* [Objective]: For the entries that follow, state how many lines include the word "изложить", giving the number and nothing else.

** START Data supplied **

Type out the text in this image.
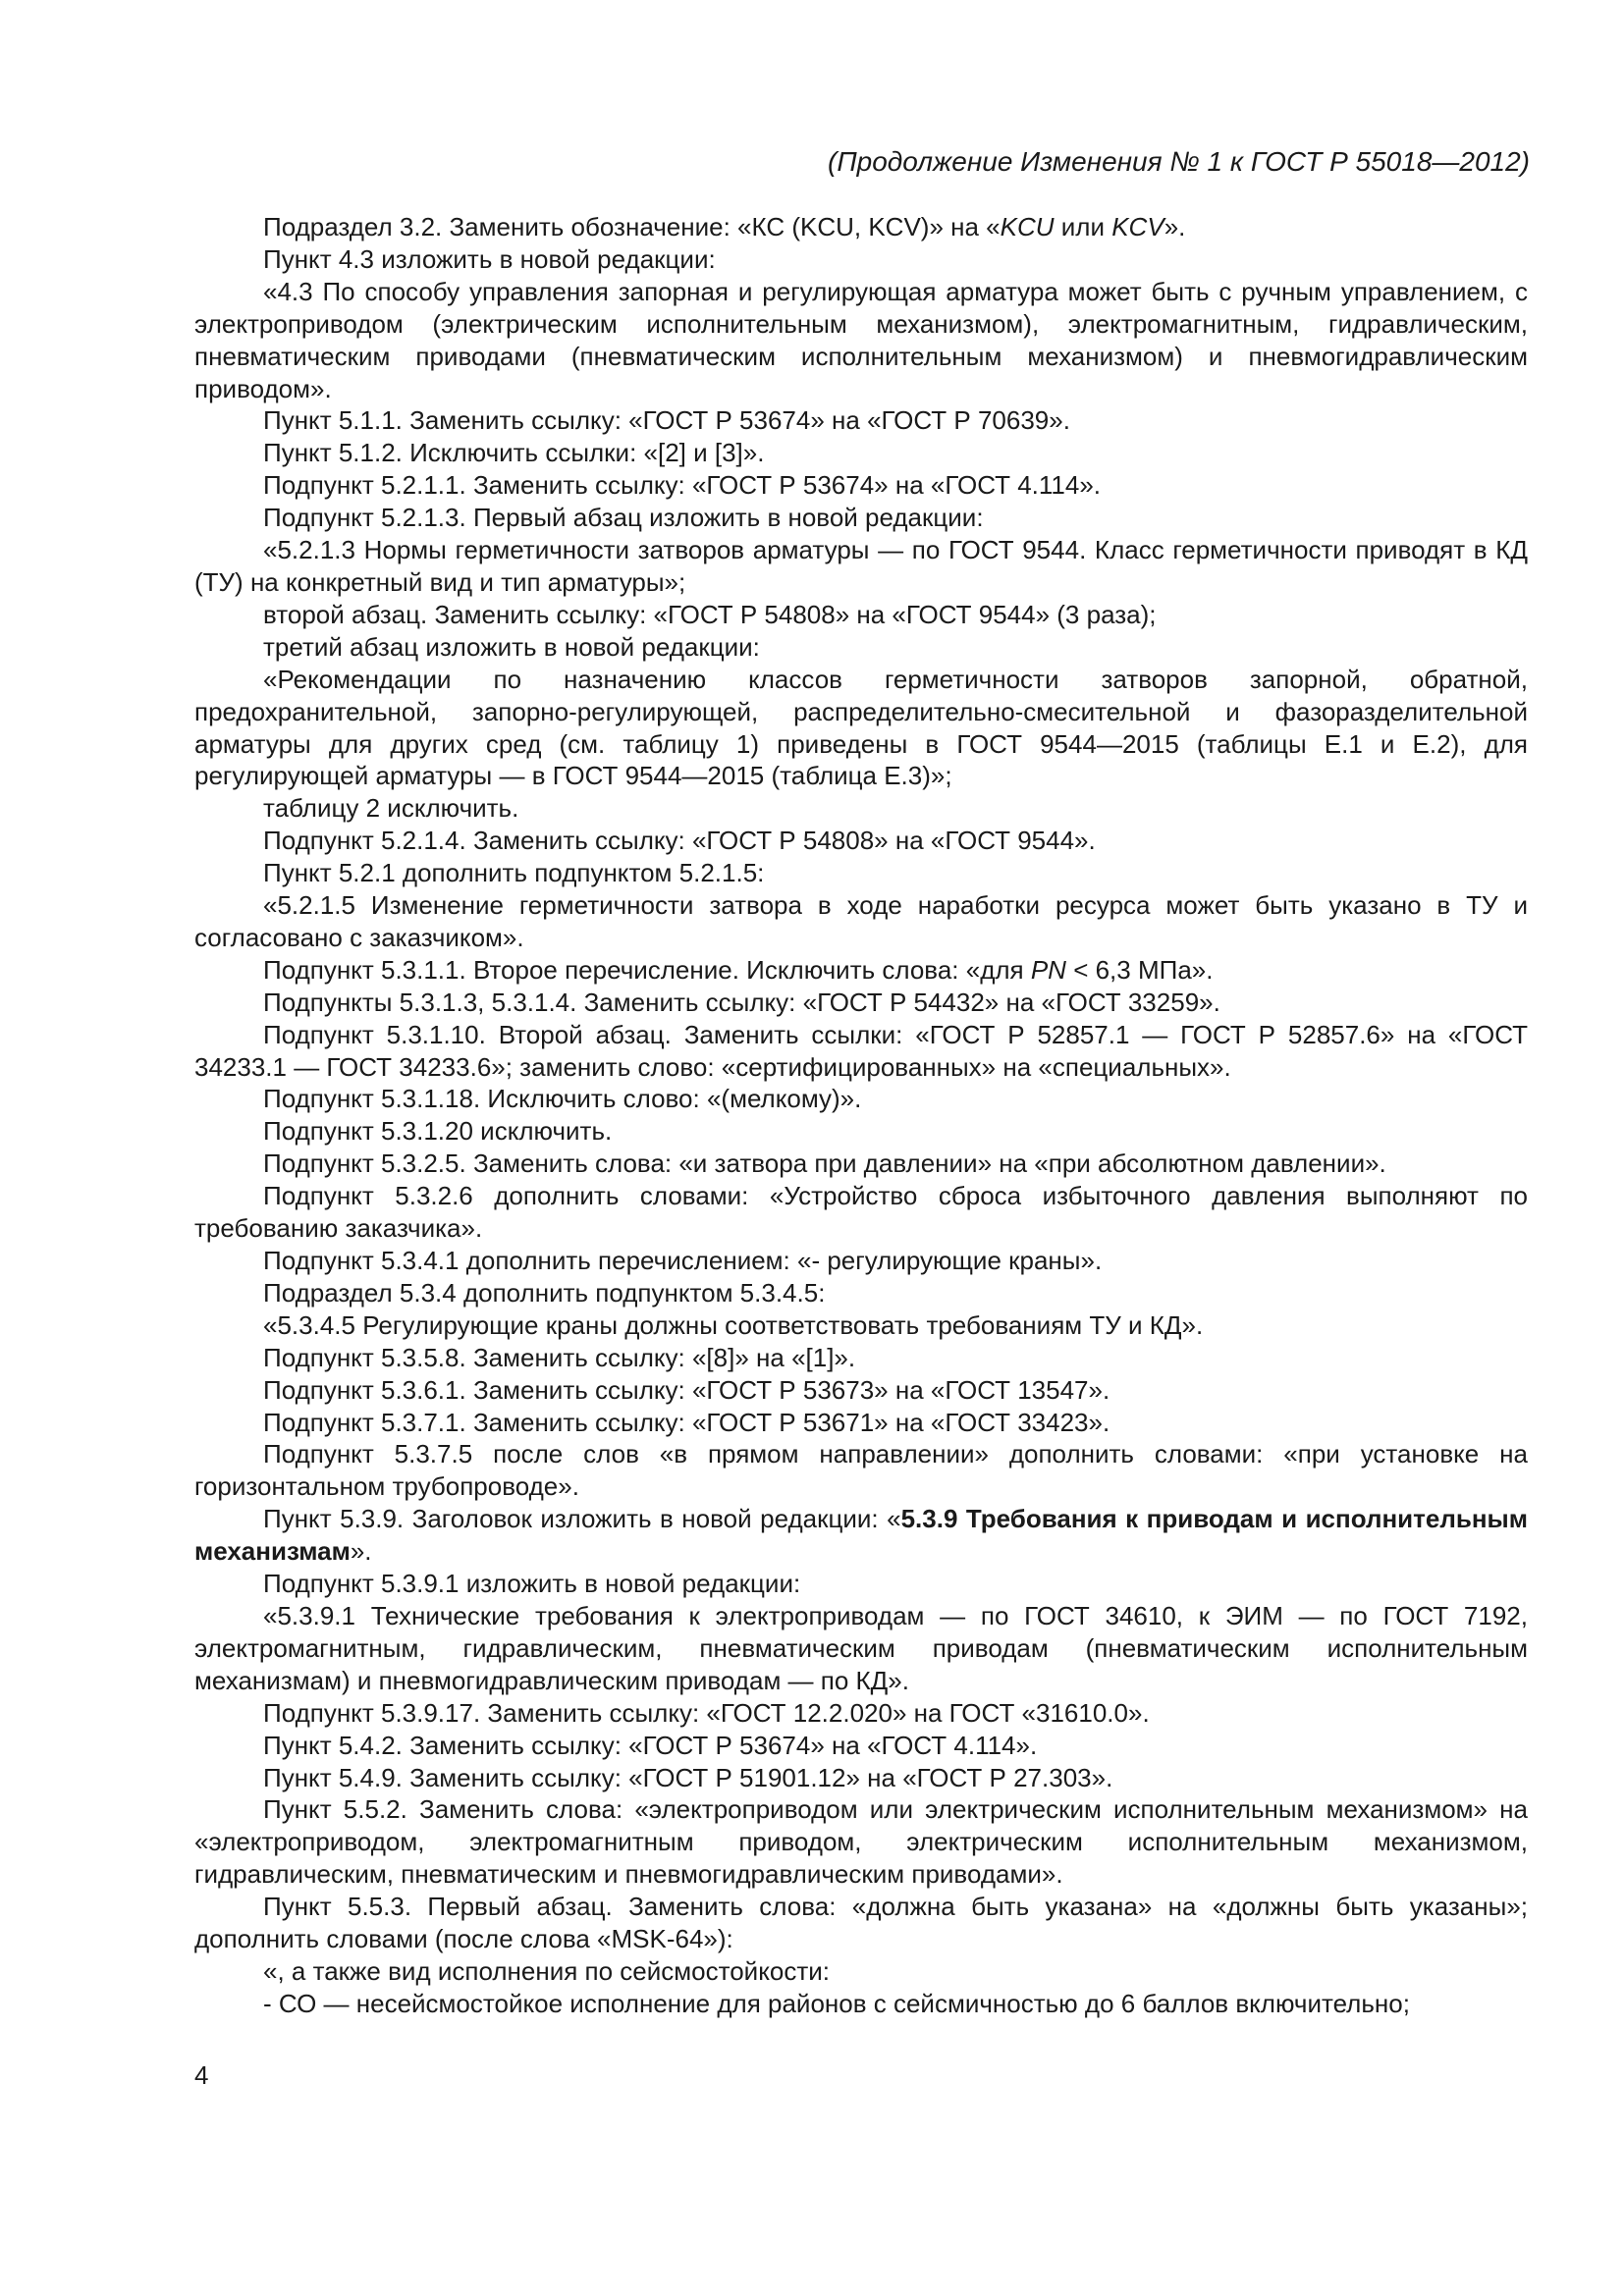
(Продолжение Изменения № 1 к ГОСТ Р 55018—2012)

Подраздел 3.2. Заменить обозначение: «КС (KCU, KCV)» на «KCU или KCV».

Пункт 4.3 изложить в новой редакции:

«4.3 По способу управления запорная и регулирующая арматура может быть с ручным управлением, с электроприводом (электрическим исполнительным механизмом), электромагнитным, гидравлическим, пневматическим приводами (пневматическим исполнительным механизмом) и пневмогидравлическим приводом».

Пункт 5.1.1. Заменить ссылку: «ГОСТ Р 53674» на «ГОСТ Р 70639».

Пункт 5.1.2. Исключить ссылки: «[2] и [3]».

Подпункт 5.2.1.1. Заменить ссылку: «ГОСТ Р 53674» на «ГОСТ 4.114».

Подпункт 5.2.1.3. Первый абзац изложить в новой редакции:

«5.2.1.3 Нормы герметичности затворов арматуры — по ГОСТ 9544. Класс герметичности приводят в КД (ТУ) на конкретный вид и тип арматуры»;

второй абзац. Заменить ссылку: «ГОСТ Р 54808» на «ГОСТ 9544» (3 раза);

третий абзац изложить в новой редакции:

«Рекомендации по назначению классов герметичности затворов запорной, обратной, предохранительной, запорно-регулирующей, распределительно-смесительной и фазоразделительной арматуры для других сред (см. таблицу 1) приведены в ГОСТ 9544—2015 (таблицы Е.1 и Е.2), для регулирующей арматуры — в ГОСТ 9544—2015 (таблица Е.3)»;

таблицу 2 исключить.

Подпункт 5.2.1.4. Заменить ссылку: «ГОСТ Р 54808» на «ГОСТ 9544».

Пункт 5.2.1 дополнить подпунктом 5.2.1.5:

«5.2.1.5 Изменение герметичности затвора в ходе наработки ресурса может быть указано в ТУ и согласовано с заказчиком».

Подпункт 5.3.1.1. Второе перечисление. Исключить слова: «для PN < 6,3 МПа».

Подпункты 5.3.1.3, 5.3.1.4. Заменить ссылку: «ГОСТ Р 54432» на «ГОСТ 33259».

Подпункт 5.3.1.10. Второй абзац. Заменить ссылки: «ГОСТ Р 52857.1 — ГОСТ Р 52857.6» на «ГОСТ 34233.1 — ГОСТ 34233.6»; заменить слово: «сертифицированных» на «специальных».

Подпункт 5.3.1.18. Исключить слово: «(мелкому)».

Подпункт 5.3.1.20 исключить.

Подпункт 5.3.2.5. Заменить слова: «и затвора при давлении» на «при абсолютном давлении».

Подпункт 5.3.2.6 дополнить словами: «Устройство сброса избыточного давления выполняют по требованию заказчика».

Подпункт 5.3.4.1 дополнить перечислением: «- регулирующие краны».

Подраздел 5.3.4 дополнить подпунктом 5.3.4.5:

«5.3.4.5 Регулирующие краны должны соответствовать требованиям ТУ и КД».

Подпункт 5.3.5.8. Заменить ссылку: «[8]» на «[1]».

Подпункт 5.3.6.1. Заменить ссылку: «ГОСТ Р 53673» на «ГОСТ 13547».

Подпункт 5.3.7.1. Заменить ссылку: «ГОСТ Р 53671» на «ГОСТ 33423».

Подпункт 5.3.7.5 после слов «в прямом направлении» дополнить словами: «при установке на горизонтальном трубопроводе».

Пункт 5.3.9. Заголовок изложить в новой редакции: «5.3.9 Требования к приводам и исполнительным механизмам».

Подпункт 5.3.9.1 изложить в новой редакции:

«5.3.9.1 Технические требования к электроприводам — по ГОСТ 34610, к ЭИМ — по ГОСТ 7192, электромагнитным, гидравлическим, пневматическим приводам (пневматическим исполнительным механизмам) и пневмогидравлическим приводам — по КД».

Подпункт 5.3.9.17. Заменить ссылку: «ГОСТ 12.2.020» на ГОСТ «31610.0».

Пункт 5.4.2. Заменить ссылку: «ГОСТ Р 53674» на «ГОСТ 4.114».

Пункт 5.4.9. Заменить ссылку: «ГОСТ Р 51901.12» на «ГОСТ Р 27.303».

Пункт 5.5.2. Заменить слова: «электроприводом или электрическим исполнительным механизмом» на «электроприводом, электромагнитным приводом, электрическим исполнительным механизмом, гидравлическим, пневматическим и пневмогидравлическим приводами».

Пункт 5.5.3. Первый абзац. Заменить слова: «должна быть указана» на «должны быть указаны»; дополнить словами (после слова «MSK-64»):

«, а также вид исполнения по сейсмостойкости:

- СО — несейсмостойкое исполнение для районов с сейсмичностью до 6 баллов включительно;

4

** END Data supplied **

* [Task output]: 5